Can you transcribe every line exactly and leave the pictures behind?

-------------------------

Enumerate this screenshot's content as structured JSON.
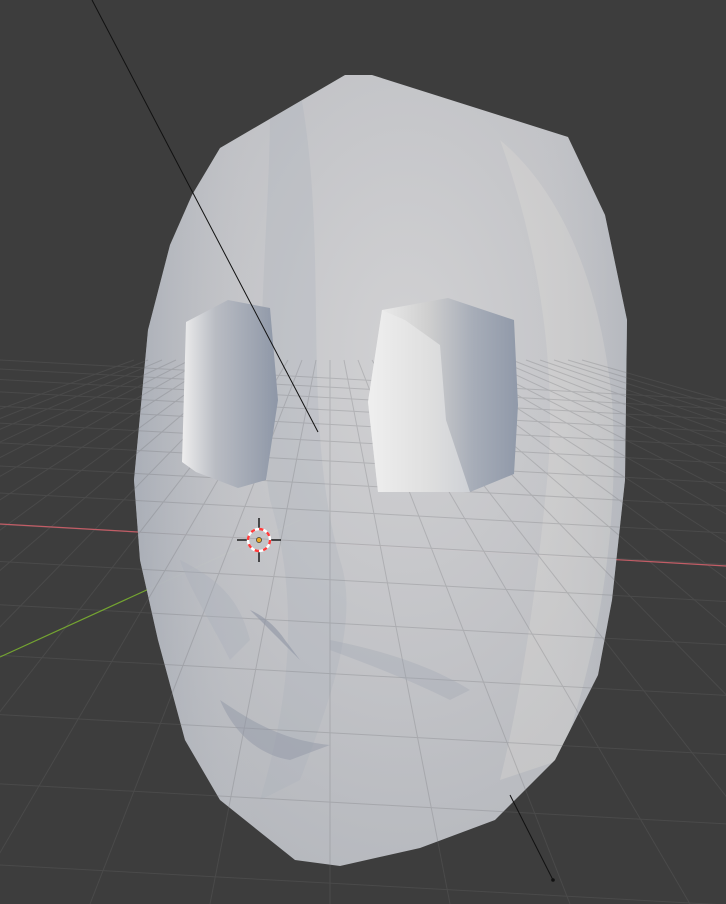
{
  "viewport": {
    "background_color": "#3d3d3d",
    "grid_color": "#4a4a4a",
    "x_axis_color": "#c25d66",
    "y_axis_color": "#74a431",
    "mesh_color": "#c6c7cb",
    "mesh_shadow_color": "#8f97a6",
    "mesh_highlight_color": "#e4e1da",
    "light_line_color": "#111111",
    "cursor_colors": [
      "#ff3b3b",
      "#ffffff",
      "#e6a72a"
    ]
  },
  "scene": {
    "object_type": "mesh",
    "shading_mode": "solid-xray",
    "icons": [
      "3d-cursor-icon",
      "light-direction-icon"
    ]
  }
}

-------------------------

◆ Expected output:
Enumerate this screenshot's content as structured JSON.
{
  "viewport": {
    "background_color": "#3d3d3d",
    "grid_color": "#4a4a4a",
    "x_axis_color": "#c25d66",
    "y_axis_color": "#74a431",
    "mesh_color": "#c6c7cb",
    "mesh_shadow_color": "#8f97a6",
    "mesh_highlight_color": "#e4e1da",
    "light_line_color": "#111111",
    "cursor_colors": [
      "#ff3b3b",
      "#ffffff",
      "#e6a72a"
    ]
  },
  "scene": {
    "object_type": "mesh",
    "shading_mode": "solid-xray",
    "icons": [
      "3d-cursor-icon",
      "light-direction-icon"
    ]
  }
}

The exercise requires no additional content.